Write out exactly the lines from the one with "What does this" through the last line. Pictures stay out.

-------- MATERIAL SHOWN --------

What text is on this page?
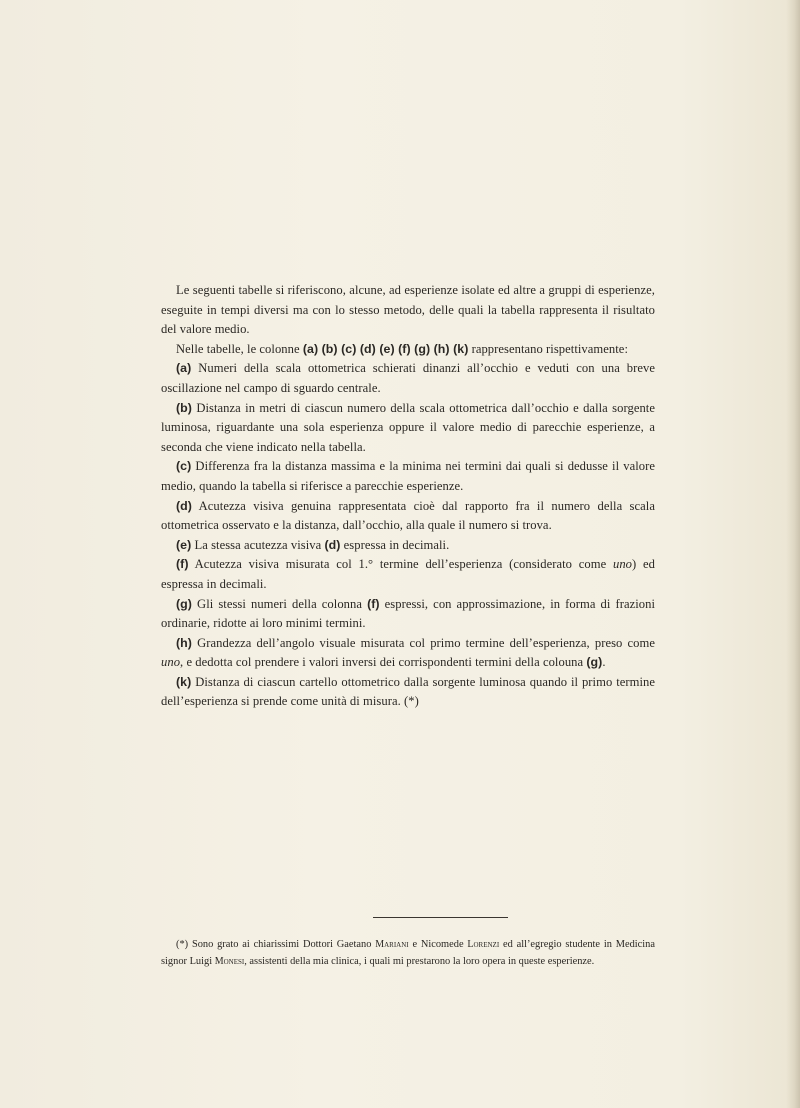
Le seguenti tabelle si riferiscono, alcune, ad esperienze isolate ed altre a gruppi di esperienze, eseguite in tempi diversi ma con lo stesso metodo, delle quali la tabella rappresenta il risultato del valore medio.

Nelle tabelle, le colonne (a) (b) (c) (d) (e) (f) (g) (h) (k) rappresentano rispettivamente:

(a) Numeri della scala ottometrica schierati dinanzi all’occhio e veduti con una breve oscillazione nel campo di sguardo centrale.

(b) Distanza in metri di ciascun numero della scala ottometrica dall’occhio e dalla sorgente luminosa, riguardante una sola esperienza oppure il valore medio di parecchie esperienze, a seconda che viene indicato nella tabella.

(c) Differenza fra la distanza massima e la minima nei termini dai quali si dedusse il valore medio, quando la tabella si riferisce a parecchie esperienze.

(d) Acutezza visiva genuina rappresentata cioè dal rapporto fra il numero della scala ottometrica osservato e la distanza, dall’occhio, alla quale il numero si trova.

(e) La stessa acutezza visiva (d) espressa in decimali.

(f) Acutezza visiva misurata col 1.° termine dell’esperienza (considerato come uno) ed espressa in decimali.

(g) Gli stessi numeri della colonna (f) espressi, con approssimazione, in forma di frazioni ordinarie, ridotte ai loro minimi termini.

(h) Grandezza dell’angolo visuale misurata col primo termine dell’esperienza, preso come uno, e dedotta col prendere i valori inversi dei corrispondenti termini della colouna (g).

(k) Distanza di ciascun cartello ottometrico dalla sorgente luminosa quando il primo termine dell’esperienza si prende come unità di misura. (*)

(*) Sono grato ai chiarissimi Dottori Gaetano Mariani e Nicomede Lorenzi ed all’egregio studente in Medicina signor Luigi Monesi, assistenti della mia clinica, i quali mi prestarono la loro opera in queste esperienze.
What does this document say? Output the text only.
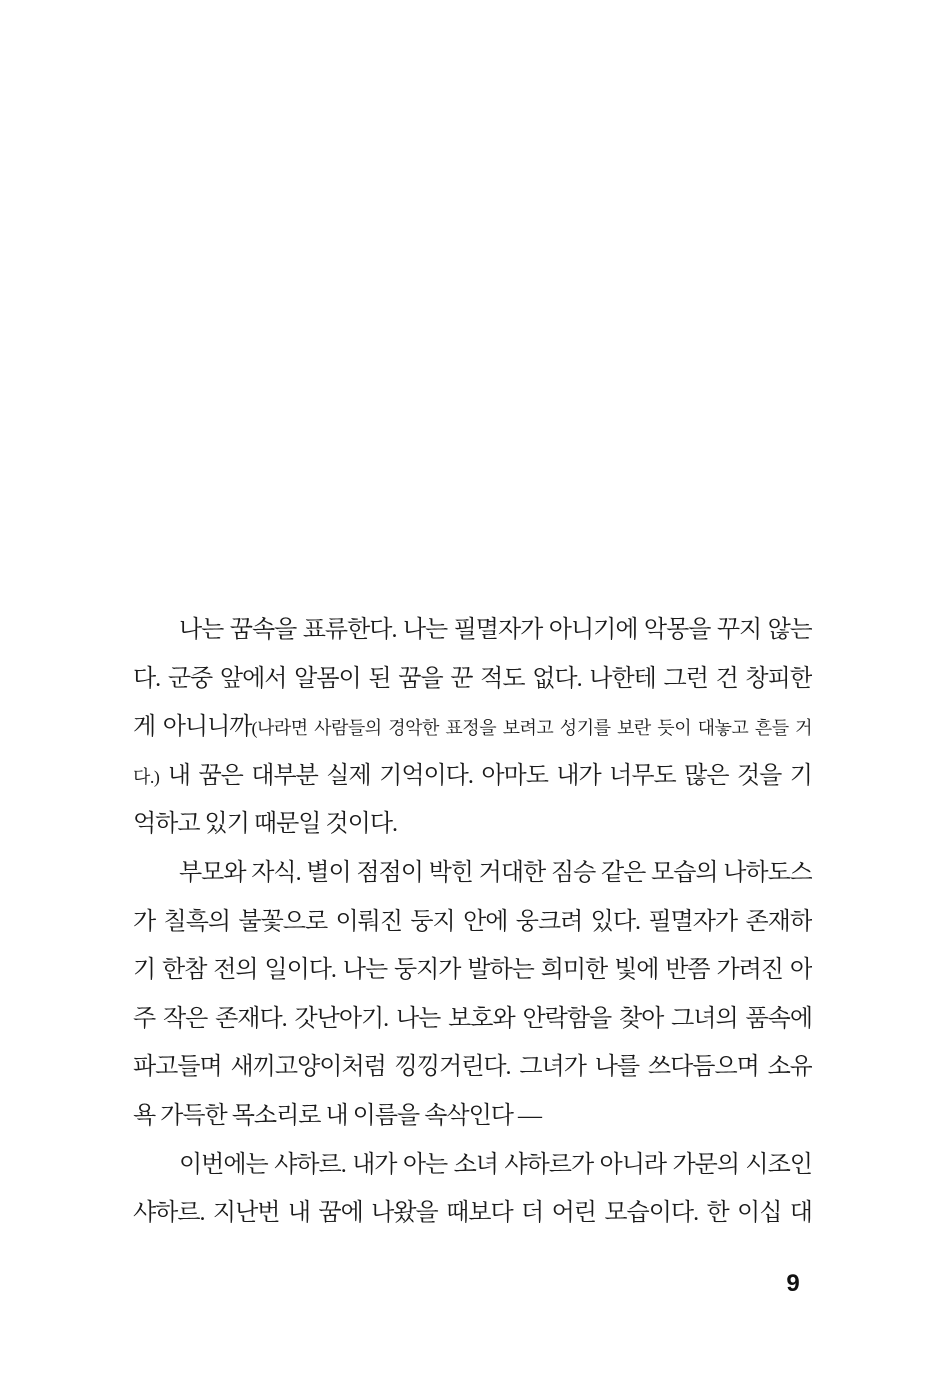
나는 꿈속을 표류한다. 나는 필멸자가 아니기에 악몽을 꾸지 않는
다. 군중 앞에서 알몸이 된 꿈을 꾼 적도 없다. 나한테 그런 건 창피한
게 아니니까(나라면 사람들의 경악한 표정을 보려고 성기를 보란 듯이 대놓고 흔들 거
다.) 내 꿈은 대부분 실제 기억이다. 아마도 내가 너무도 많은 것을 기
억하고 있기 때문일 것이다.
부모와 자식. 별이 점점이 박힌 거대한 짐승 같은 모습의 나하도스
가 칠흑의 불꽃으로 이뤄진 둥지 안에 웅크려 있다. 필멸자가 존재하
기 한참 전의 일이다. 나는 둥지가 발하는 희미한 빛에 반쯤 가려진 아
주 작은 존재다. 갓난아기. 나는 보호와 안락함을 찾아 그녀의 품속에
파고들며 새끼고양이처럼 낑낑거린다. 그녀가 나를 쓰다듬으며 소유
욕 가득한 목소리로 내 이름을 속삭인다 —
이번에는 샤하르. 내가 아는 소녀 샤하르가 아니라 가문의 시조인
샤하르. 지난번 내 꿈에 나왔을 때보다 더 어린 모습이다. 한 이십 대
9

--------

WRITTEN REPLY:
What does this document say? Output the text only.
나는 꿈속을 표류한다. 나는 필멸자가 아니기에 악몽을 꾸지 않는
다. 군중 앞에서 알몸이 된 꿈을 꾼 적도 없다. 나한테 그런 건 창피한
게 아니니까(나라면 사람들의 경악한 표정을 보려고 성기를 보란 듯이 대놓고 흔들 거
다.) 내 꿈은 대부분 실제 기억이다. 아마도 내가 너무도 많은 것을 기
억하고 있기 때문일 것이다.
부모와 자식. 별이 점점이 박힌 거대한 짐승 같은 모습의 나하도스
가 칠흑의 불꽃으로 이뤄진 둥지 안에 웅크려 있다. 필멸자가 존재하
기 한참 전의 일이다. 나는 둥지가 발하는 희미한 빛에 반쯤 가려진 아
주 작은 존재다. 갓난아기. 나는 보호와 안락함을 찾아 그녀의 품속에
파고들며 새끼고양이처럼 낑낑거린다. 그녀가 나를 쓰다듬으며 소유
욕 가득한 목소리로 내 이름을 속삭인다 —
이번에는 샤하르. 내가 아는 소녀 샤하르가 아니라 가문의 시조인
샤하르. 지난번 내 꿈에 나왔을 때보다 더 어린 모습이다. 한 이십 대
9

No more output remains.